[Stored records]
◇ ◇ ◇ ◇ ◇
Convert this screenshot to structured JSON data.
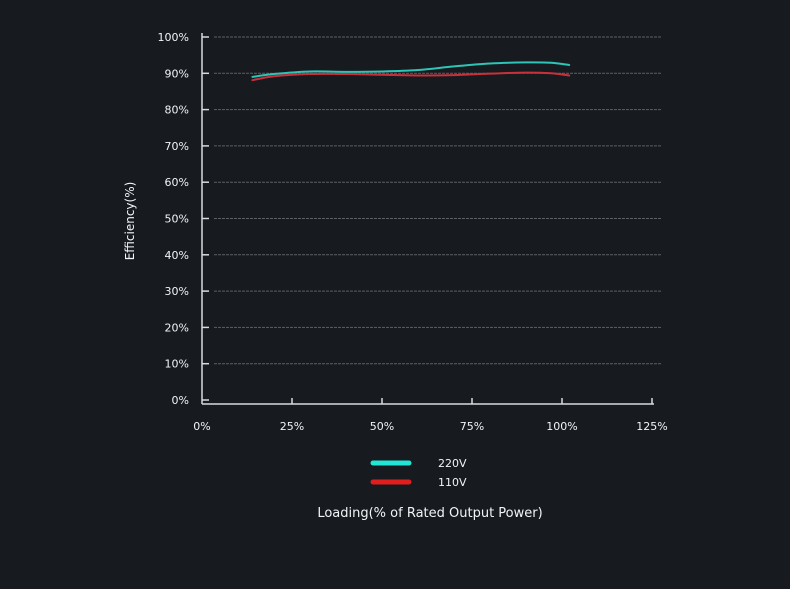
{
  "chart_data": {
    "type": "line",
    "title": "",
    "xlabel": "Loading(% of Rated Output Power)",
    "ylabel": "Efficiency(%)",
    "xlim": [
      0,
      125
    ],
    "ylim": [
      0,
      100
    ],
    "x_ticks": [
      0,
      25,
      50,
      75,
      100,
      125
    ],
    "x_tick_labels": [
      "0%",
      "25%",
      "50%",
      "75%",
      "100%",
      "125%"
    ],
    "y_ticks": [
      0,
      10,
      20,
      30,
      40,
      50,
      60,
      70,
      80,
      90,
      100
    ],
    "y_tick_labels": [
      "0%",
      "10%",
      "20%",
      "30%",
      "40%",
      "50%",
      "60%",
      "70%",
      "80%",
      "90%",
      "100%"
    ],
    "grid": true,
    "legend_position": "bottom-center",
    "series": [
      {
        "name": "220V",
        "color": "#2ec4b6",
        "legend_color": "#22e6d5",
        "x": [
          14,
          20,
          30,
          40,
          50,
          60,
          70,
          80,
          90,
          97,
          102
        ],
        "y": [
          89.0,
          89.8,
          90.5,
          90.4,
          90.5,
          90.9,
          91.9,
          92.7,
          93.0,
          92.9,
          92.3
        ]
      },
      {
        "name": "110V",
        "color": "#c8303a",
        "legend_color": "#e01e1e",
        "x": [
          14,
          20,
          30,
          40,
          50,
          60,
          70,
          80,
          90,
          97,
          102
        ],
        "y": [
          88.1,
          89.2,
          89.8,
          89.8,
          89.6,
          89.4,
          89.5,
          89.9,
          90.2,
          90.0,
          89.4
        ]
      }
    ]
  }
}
◇ ◇ ◇ ◇ ◇
- TASK OBJECTIVE:
Copy the listing in full and without alteration, omitting every picture.

- CORRECT RESULT:
Convert this screenshot to structured JSON data.
{
  "chart_data": {
    "type": "line",
    "title": "",
    "xlabel": "Loading(% of Rated Output Power)",
    "ylabel": "Efficiency(%)",
    "xlim": [
      0,
      125
    ],
    "ylim": [
      0,
      100
    ],
    "x_ticks": [
      0,
      25,
      50,
      75,
      100,
      125
    ],
    "x_tick_labels": [
      "0%",
      "25%",
      "50%",
      "75%",
      "100%",
      "125%"
    ],
    "y_ticks": [
      0,
      10,
      20,
      30,
      40,
      50,
      60,
      70,
      80,
      90,
      100
    ],
    "y_tick_labels": [
      "0%",
      "10%",
      "20%",
      "30%",
      "40%",
      "50%",
      "60%",
      "70%",
      "80%",
      "90%",
      "100%"
    ],
    "grid": true,
    "legend_position": "bottom-center",
    "series": [
      {
        "name": "220V",
        "color": "#2ec4b6",
        "legend_color": "#22e6d5",
        "x": [
          14,
          20,
          30,
          40,
          50,
          60,
          70,
          80,
          90,
          97,
          102
        ],
        "y": [
          89.0,
          89.8,
          90.5,
          90.4,
          90.5,
          90.9,
          91.9,
          92.7,
          93.0,
          92.9,
          92.3
        ]
      },
      {
        "name": "110V",
        "color": "#c8303a",
        "legend_color": "#e01e1e",
        "x": [
          14,
          20,
          30,
          40,
          50,
          60,
          70,
          80,
          90,
          97,
          102
        ],
        "y": [
          88.1,
          89.2,
          89.8,
          89.8,
          89.6,
          89.4,
          89.5,
          89.9,
          90.2,
          90.0,
          89.4
        ]
      }
    ]
  }
}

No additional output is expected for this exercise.